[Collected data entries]
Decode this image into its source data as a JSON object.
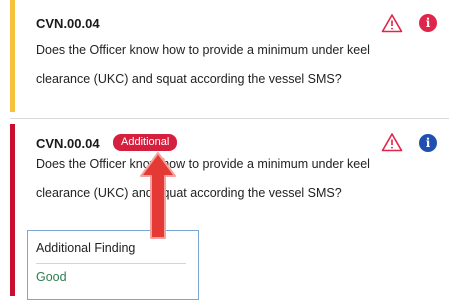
{
  "items": [
    {
      "code": "CVN.00.04",
      "question_line1": "Does the Officer know how to provide a minimum under keel",
      "question_line2": "clearance (UKC) and squat according the vessel SMS?",
      "status_color": "#f6c23e",
      "icons": [
        "warning-triangle-icon",
        "info-icon"
      ],
      "info_color": "#e0254a"
    },
    {
      "code": "CVN.00.04",
      "badge": "Additional",
      "question_line1": "Does the Officer know how to provide a minimum under keel",
      "question_line2": "clearance (UKC) and squat according the vessel SMS?",
      "status_color": "#c8102e",
      "icons": [
        "warning-triangle-icon",
        "info-icon"
      ],
      "info_color": "#1f4fb0"
    }
  ],
  "finding": {
    "label": "Additional Finding",
    "value": "Good"
  },
  "annotation": {
    "arrow_color": "#e53935"
  }
}
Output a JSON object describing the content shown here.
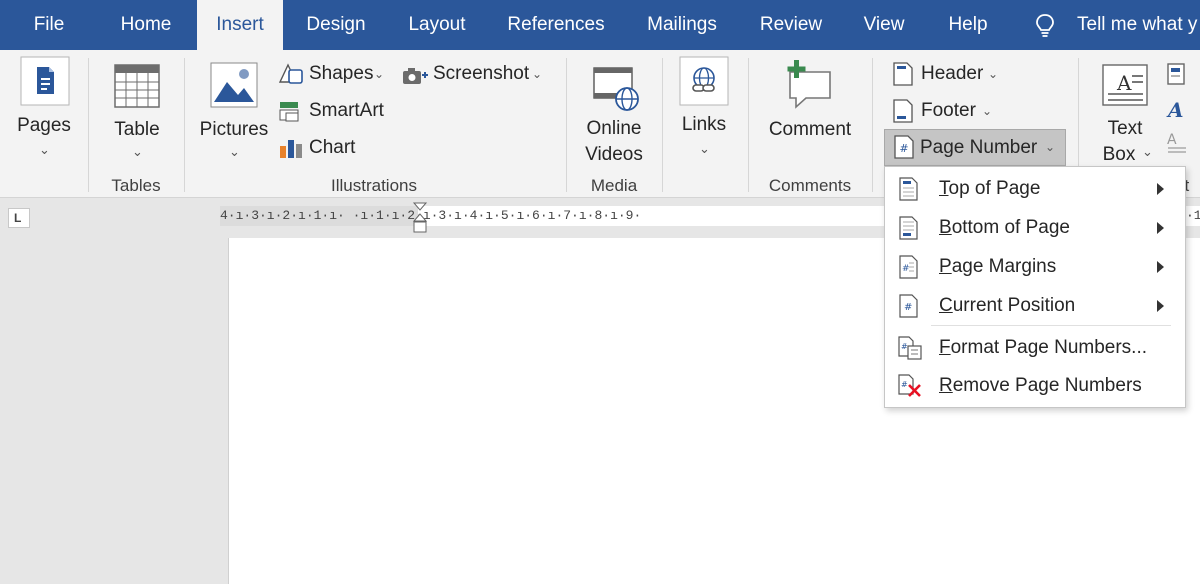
{
  "tabs": [
    {
      "label": "File",
      "active": false
    },
    {
      "label": "Home",
      "active": false
    },
    {
      "label": "Insert",
      "active": true
    },
    {
      "label": "Design",
      "active": false
    },
    {
      "label": "Layout",
      "active": false
    },
    {
      "label": "References",
      "active": false
    },
    {
      "label": "Mailings",
      "active": false
    },
    {
      "label": "Review",
      "active": false
    },
    {
      "label": "View",
      "active": false
    },
    {
      "label": "Help",
      "active": false
    }
  ],
  "tell_me": {
    "text": "Tell me what y",
    "icon": "lightbulb-icon"
  },
  "ribbon": {
    "pages": {
      "label": "Pages",
      "icon": "pages-icon"
    },
    "tables": {
      "label": "Table",
      "icon": "table-icon",
      "group": "Tables"
    },
    "illustrations": {
      "group": "Illustrations",
      "pictures": {
        "label": "Pictures",
        "icon": "pictures-icon"
      },
      "shapes": {
        "label": "Shapes",
        "icon": "shapes-icon"
      },
      "smartart": {
        "label": "SmartArt",
        "icon": "smartart-icon"
      },
      "chart": {
        "label": "Chart",
        "icon": "chart-icon"
      },
      "screenshot": {
        "label": "Screenshot",
        "icon": "screenshot-icon"
      }
    },
    "media": {
      "group": "Media",
      "label_line1": "Online",
      "label_line2": "Videos",
      "icon": "online-video-icon"
    },
    "links": {
      "label": "Links",
      "icon": "links-icon"
    },
    "comments": {
      "group": "Comments",
      "label": "Comment",
      "icon": "comment-icon"
    },
    "header_footer": {
      "header": {
        "label": "Header",
        "icon": "header-icon"
      },
      "footer": {
        "label": "Footer",
        "icon": "footer-icon"
      },
      "page_number": {
        "label": "Page Number",
        "icon": "page-number-icon"
      }
    },
    "text": {
      "label_line1": "Text",
      "label_line2": "Box",
      "group_partial": "xt",
      "icon": "text-box-icon"
    }
  },
  "ruler": {
    "text": "4·ı·3·ı·2·ı·1·ı·  ·ı·1·ı·2·ı·3·ı·4·ı·5·ı·6·ı·7·ı·8·ı·9·",
    "tail": "·1",
    "corner": "L"
  },
  "menu": {
    "items": [
      {
        "label": "Top of Page",
        "key": "T",
        "rest": "op of Page",
        "submenu": true,
        "icon": "top-of-page-icon"
      },
      {
        "label": "Bottom of Page",
        "key": "B",
        "rest": "ottom of Page",
        "submenu": true,
        "icon": "bottom-of-page-icon"
      },
      {
        "label": "Page Margins",
        "key": "P",
        "rest": "age Margins",
        "submenu": true,
        "icon": "page-margins-icon"
      },
      {
        "label": "Current Position",
        "key": "C",
        "rest": "urrent Position",
        "submenu": true,
        "icon": "current-position-icon"
      },
      {
        "label": "Format Page Numbers...",
        "key": "F",
        "rest": "ormat Page Numbers...",
        "submenu": false,
        "icon": "format-page-numbers-icon"
      },
      {
        "label": "Remove Page Numbers",
        "key": "R",
        "rest": "emove Page Numbers",
        "submenu": false,
        "icon": "remove-page-numbers-icon"
      }
    ]
  },
  "colors": {
    "accent": "#2b579a",
    "ribbon_bg": "#f3f3f3",
    "doc_bg": "#e6e6e6",
    "remove_red": "#e81123",
    "chart_orange": "#e8822b"
  }
}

• Task directions: Transcribe all the data word for word; the images stay out.

• Solution to this task:
Decode this image into its source data as a JSON object.
{
  "items": [
    {
      "code": "CVN.00.04",
      "question_line1": "Does the Officer know how to provide a minimum under keel",
      "question_line2": "clearance (UKC) and squat according the vessel SMS?",
      "status_color": "#f6c23e",
      "icons": [
        "warning-triangle-icon",
        "info-icon"
      ],
      "info_color": "#e0254a"
    },
    {
      "code": "CVN.00.04",
      "badge": "Additional",
      "question_line1": "Does the Officer know how to provide a minimum under keel",
      "question_line2": "clearance (UKC) and squat according the vessel SMS?",
      "status_color": "#c8102e",
      "icons": [
        "warning-triangle-icon",
        "info-icon"
      ],
      "info_color": "#1f4fb0"
    }
  ],
  "finding": {
    "label": "Additional Finding",
    "value": "Good"
  },
  "annotation": {
    "arrow_color": "#e53935"
  }
}
Output a JSON object describing the content shown here.
{
  "tabs": [
    {
      "label": "File",
      "active": false
    },
    {
      "label": "Home",
      "active": false
    },
    {
      "label": "Insert",
      "active": true
    },
    {
      "label": "Design",
      "active": false
    },
    {
      "label": "Layout",
      "active": false
    },
    {
      "label": "References",
      "active": false
    },
    {
      "label": "Mailings",
      "active": false
    },
    {
      "label": "Review",
      "active": false
    },
    {
      "label": "View",
      "active": false
    },
    {
      "label": "Help",
      "active": false
    }
  ],
  "tell_me": {
    "text": "Tell me what y",
    "icon": "lightbulb-icon"
  },
  "ribbon": {
    "pages": {
      "label": "Pages",
      "icon": "pages-icon"
    },
    "tables": {
      "label": "Table",
      "icon": "table-icon",
      "group": "Tables"
    },
    "illustrations": {
      "group": "Illustrations",
      "pictures": {
        "label": "Pictures",
        "icon": "pictures-icon"
      },
      "shapes": {
        "label": "Shapes",
        "icon": "shapes-icon"
      },
      "smartart": {
        "label": "SmartArt",
        "icon": "smartart-icon"
      },
      "chart": {
        "label": "Chart",
        "icon": "chart-icon"
      },
      "screenshot": {
        "label": "Screenshot",
        "icon": "screenshot-icon"
      }
    },
    "media": {
      "group": "Media",
      "label_line1": "Online",
      "label_line2": "Videos",
      "icon": "online-video-icon"
    },
    "links": {
      "label": "Links",
      "icon": "links-icon"
    },
    "comments": {
      "group": "Comments",
      "label": "Comment",
      "icon": "comment-icon"
    },
    "header_footer": {
      "header": {
        "label": "Header",
        "icon": "header-icon"
      },
      "footer": {
        "label": "Footer",
        "icon": "footer-icon"
      },
      "page_number": {
        "label": "Page Number",
        "icon": "page-number-icon"
      }
    },
    "text": {
      "label_line1": "Text",
      "label_line2": "Box",
      "group_partial": "xt",
      "icon": "text-box-icon"
    }
  },
  "ruler": {
    "text": "4·ı·3·ı·2·ı·1·ı·  ·ı·1·ı·2·ı·3·ı·4·ı·5·ı·6·ı·7·ı·8·ı·9·",
    "tail": "·1",
    "corner": "L"
  },
  "menu": {
    "items": [
      {
        "label": "Top of Page",
        "key": "T",
        "rest": "op of Page",
        "submenu": true,
        "icon": "top-of-page-icon"
      },
      {
        "label": "Bottom of Page",
        "key": "B",
        "rest": "ottom of Page",
        "submenu": true,
        "icon": "bottom-of-page-icon"
      },
      {
        "label": "Page Margins",
        "key": "P",
        "rest": "age Margins",
        "submenu": true,
        "icon": "page-margins-icon"
      },
      {
        "label": "Current Position",
        "key": "C",
        "rest": "urrent Position",
        "submenu": true,
        "icon": "current-position-icon"
      },
      {
        "label": "Format Page Numbers...",
        "key": "F",
        "rest": "ormat Page Numbers...",
        "submenu": false,
        "icon": "format-page-numbers-icon"
      },
      {
        "label": "Remove Page Numbers",
        "key": "R",
        "rest": "emove Page Numbers",
        "submenu": false,
        "icon": "remove-page-numbers-icon"
      }
    ]
  },
  "colors": {
    "accent": "#2b579a",
    "ribbon_bg": "#f3f3f3",
    "doc_bg": "#e6e6e6",
    "remove_red": "#e81123",
    "chart_orange": "#e8822b"
  }
}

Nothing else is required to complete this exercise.